** begin **

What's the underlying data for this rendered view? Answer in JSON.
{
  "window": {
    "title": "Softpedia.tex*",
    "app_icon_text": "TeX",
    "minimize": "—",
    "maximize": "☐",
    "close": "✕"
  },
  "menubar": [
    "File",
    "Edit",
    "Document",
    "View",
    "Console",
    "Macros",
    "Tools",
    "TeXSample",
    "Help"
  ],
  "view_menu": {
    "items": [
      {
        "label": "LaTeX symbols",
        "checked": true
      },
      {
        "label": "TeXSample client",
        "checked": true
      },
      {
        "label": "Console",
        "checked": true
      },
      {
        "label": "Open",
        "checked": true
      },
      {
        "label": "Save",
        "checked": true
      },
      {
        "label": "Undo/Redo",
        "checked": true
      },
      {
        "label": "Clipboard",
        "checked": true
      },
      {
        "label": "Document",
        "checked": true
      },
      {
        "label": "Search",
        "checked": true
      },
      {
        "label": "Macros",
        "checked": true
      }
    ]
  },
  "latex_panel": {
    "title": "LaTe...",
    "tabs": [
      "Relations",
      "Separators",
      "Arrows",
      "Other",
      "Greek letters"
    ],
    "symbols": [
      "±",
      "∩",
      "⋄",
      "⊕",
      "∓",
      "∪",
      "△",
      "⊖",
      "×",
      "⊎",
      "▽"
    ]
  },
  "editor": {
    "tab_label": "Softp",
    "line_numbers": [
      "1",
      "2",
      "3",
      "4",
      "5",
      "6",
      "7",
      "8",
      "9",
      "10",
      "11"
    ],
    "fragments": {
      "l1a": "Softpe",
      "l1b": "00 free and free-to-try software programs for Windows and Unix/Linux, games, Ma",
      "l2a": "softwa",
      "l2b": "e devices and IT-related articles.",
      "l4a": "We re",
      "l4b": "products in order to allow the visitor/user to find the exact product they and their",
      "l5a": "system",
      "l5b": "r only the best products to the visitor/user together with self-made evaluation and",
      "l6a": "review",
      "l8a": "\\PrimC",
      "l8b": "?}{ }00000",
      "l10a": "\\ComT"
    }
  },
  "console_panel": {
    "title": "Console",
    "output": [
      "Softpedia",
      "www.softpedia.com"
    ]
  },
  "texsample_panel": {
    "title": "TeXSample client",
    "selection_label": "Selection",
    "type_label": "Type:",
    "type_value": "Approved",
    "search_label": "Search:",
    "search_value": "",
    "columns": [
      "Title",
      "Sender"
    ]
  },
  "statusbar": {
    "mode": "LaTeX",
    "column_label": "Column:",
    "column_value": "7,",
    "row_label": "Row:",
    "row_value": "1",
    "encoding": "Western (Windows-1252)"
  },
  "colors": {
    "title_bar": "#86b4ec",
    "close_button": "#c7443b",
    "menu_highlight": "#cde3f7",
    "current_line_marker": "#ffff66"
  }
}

** end **

_Work to be completed_:
Reproduce the material above without altering a single character.

_Written solution_:
What's the underlying data for this rendered view? Answer in JSON.
{
  "window": {
    "title": "Softpedia.tex*",
    "app_icon_text": "TeX",
    "minimize": "—",
    "maximize": "☐",
    "close": "✕"
  },
  "menubar": [
    "File",
    "Edit",
    "Document",
    "View",
    "Console",
    "Macros",
    "Tools",
    "TeXSample",
    "Help"
  ],
  "view_menu": {
    "items": [
      {
        "label": "LaTeX symbols",
        "checked": true
      },
      {
        "label": "TeXSample client",
        "checked": true
      },
      {
        "label": "Console",
        "checked": true
      },
      {
        "label": "Open",
        "checked": true
      },
      {
        "label": "Save",
        "checked": true
      },
      {
        "label": "Undo/Redo",
        "checked": true
      },
      {
        "label": "Clipboard",
        "checked": true
      },
      {
        "label": "Document",
        "checked": true
      },
      {
        "label": "Search",
        "checked": true
      },
      {
        "label": "Macros",
        "checked": true
      }
    ]
  },
  "latex_panel": {
    "title": "LaTe...",
    "tabs": [
      "Relations",
      "Separators",
      "Arrows",
      "Other",
      "Greek letters"
    ],
    "symbols": [
      "±",
      "∩",
      "⋄",
      "⊕",
      "∓",
      "∪",
      "△",
      "⊖",
      "×",
      "⊎",
      "▽"
    ]
  },
  "editor": {
    "tab_label": "Softp",
    "line_numbers": [
      "1",
      "2",
      "3",
      "4",
      "5",
      "6",
      "7",
      "8",
      "9",
      "10",
      "11"
    ],
    "fragments": {
      "l1a": "Softpe",
      "l1b": "00 free and free-to-try software programs for Windows and Unix/Linux, games, Ma",
      "l2a": "softwa",
      "l2b": "e devices and IT-related articles.",
      "l4a": "We re",
      "l4b": "products in order to allow the visitor/user to find the exact product they and their",
      "l5a": "system",
      "l5b": "r only the best products to the visitor/user together with self-made evaluation and",
      "l6a": "review",
      "l8a": "\\PrimC",
      "l8b": "?}{ }00000",
      "l10a": "\\ComT"
    }
  },
  "console_panel": {
    "title": "Console",
    "output": [
      "Softpedia",
      "www.softpedia.com"
    ]
  },
  "texsample_panel": {
    "title": "TeXSample client",
    "selection_label": "Selection",
    "type_label": "Type:",
    "type_value": "Approved",
    "search_label": "Search:",
    "search_value": "",
    "columns": [
      "Title",
      "Sender"
    ]
  },
  "statusbar": {
    "mode": "LaTeX",
    "column_label": "Column:",
    "column_value": "7,",
    "row_label": "Row:",
    "row_value": "1",
    "encoding": "Western (Windows-1252)"
  },
  "colors": {
    "title_bar": "#86b4ec",
    "close_button": "#c7443b",
    "menu_highlight": "#cde3f7",
    "current_line_marker": "#ffff66"
  }
}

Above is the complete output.